Below are the records; copy each line in them that holds the word "LIBRE".

::::

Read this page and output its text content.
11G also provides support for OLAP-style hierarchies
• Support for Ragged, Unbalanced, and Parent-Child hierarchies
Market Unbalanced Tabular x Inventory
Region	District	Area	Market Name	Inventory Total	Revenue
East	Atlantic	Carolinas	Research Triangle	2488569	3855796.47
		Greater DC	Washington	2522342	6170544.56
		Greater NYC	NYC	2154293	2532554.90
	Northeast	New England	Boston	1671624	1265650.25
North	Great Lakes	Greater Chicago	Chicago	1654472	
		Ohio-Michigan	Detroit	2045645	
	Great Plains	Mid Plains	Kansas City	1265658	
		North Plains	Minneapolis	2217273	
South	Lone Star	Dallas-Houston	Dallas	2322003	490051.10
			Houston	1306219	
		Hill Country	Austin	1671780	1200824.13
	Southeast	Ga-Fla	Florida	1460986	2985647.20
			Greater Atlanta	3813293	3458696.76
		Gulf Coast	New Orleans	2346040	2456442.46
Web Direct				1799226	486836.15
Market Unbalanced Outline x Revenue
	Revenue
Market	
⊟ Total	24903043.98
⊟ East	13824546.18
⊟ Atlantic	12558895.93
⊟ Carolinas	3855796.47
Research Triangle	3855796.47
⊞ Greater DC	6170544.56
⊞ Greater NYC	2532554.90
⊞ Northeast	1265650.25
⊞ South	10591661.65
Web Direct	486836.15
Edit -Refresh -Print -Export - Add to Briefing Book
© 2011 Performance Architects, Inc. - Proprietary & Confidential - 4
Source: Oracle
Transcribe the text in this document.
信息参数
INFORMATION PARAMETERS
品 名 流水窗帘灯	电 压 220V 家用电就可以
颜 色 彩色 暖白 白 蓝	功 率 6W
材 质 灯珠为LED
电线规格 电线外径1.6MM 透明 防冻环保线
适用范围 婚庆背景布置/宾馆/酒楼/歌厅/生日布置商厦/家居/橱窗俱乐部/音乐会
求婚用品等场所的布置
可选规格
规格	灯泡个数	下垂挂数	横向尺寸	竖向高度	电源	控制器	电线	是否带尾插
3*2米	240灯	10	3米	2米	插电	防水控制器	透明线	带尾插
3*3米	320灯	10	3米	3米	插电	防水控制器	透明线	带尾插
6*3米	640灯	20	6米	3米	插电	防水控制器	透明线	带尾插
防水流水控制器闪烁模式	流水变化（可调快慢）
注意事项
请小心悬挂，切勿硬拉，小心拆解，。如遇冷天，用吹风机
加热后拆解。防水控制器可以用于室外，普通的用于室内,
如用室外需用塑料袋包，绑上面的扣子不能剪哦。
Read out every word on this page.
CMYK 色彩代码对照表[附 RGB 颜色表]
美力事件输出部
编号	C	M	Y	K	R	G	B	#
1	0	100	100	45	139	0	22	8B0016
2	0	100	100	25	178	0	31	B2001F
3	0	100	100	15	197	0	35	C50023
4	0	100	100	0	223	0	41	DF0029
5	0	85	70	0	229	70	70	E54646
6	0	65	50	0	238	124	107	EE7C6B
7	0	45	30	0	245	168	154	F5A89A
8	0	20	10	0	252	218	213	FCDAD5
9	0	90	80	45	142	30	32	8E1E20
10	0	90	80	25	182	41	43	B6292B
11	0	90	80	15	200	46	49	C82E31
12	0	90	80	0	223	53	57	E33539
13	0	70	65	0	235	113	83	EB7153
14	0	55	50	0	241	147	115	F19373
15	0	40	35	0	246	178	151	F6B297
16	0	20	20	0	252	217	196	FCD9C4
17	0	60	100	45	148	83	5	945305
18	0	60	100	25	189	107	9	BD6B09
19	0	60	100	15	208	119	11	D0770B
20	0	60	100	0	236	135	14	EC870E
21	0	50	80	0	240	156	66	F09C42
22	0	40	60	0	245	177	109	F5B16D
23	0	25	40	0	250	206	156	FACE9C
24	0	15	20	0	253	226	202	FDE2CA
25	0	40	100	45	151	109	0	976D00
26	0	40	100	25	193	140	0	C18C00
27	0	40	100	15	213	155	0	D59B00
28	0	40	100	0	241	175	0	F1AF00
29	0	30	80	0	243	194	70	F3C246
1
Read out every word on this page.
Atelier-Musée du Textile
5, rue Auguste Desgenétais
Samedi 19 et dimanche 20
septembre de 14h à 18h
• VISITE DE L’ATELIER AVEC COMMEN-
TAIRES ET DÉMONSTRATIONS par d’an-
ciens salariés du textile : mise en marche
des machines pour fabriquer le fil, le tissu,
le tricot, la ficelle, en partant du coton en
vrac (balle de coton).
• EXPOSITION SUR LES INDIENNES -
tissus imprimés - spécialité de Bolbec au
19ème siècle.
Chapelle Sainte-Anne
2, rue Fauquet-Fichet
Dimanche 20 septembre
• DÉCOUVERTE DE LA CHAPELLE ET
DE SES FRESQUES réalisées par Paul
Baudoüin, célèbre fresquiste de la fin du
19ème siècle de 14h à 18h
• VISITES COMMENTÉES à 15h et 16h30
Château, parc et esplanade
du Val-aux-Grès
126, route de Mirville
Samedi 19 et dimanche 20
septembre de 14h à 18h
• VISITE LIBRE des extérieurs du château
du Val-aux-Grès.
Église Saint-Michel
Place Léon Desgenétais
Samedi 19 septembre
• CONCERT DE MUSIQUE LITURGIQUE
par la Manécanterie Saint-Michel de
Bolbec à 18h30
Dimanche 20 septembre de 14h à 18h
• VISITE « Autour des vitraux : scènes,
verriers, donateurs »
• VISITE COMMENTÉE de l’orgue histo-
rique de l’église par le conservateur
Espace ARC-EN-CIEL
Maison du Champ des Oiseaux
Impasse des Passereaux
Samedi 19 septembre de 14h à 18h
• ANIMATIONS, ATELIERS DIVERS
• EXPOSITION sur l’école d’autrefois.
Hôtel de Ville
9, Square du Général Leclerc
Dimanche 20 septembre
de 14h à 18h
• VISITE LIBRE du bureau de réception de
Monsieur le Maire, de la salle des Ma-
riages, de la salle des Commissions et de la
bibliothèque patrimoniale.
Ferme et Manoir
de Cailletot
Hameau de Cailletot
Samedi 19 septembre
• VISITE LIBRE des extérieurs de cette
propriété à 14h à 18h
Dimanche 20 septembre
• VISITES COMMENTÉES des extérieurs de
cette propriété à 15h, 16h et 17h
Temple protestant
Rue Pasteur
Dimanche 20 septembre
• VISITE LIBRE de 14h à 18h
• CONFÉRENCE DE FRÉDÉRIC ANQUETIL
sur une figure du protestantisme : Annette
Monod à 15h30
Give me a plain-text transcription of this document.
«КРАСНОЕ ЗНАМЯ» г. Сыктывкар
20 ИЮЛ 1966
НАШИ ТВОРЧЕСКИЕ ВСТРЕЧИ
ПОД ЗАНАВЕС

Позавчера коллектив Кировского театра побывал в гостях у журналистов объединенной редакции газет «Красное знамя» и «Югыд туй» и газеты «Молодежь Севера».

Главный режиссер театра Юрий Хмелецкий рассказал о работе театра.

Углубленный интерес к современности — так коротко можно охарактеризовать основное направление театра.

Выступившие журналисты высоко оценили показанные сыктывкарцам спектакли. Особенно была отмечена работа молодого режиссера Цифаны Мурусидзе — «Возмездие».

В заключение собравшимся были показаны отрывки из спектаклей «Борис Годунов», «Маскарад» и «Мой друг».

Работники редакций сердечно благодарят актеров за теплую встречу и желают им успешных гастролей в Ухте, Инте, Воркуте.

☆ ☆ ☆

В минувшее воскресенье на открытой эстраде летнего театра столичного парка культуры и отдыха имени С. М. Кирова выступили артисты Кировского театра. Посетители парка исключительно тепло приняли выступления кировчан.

::::

■ Output for this exercise ■
• VISITE LIBRE des extérieurs du château
• VISITE LIBRE du bureau de réception de
• VISITE LIBRE des extérieurs de cette
• VISITE LIBRE de 14h à 18h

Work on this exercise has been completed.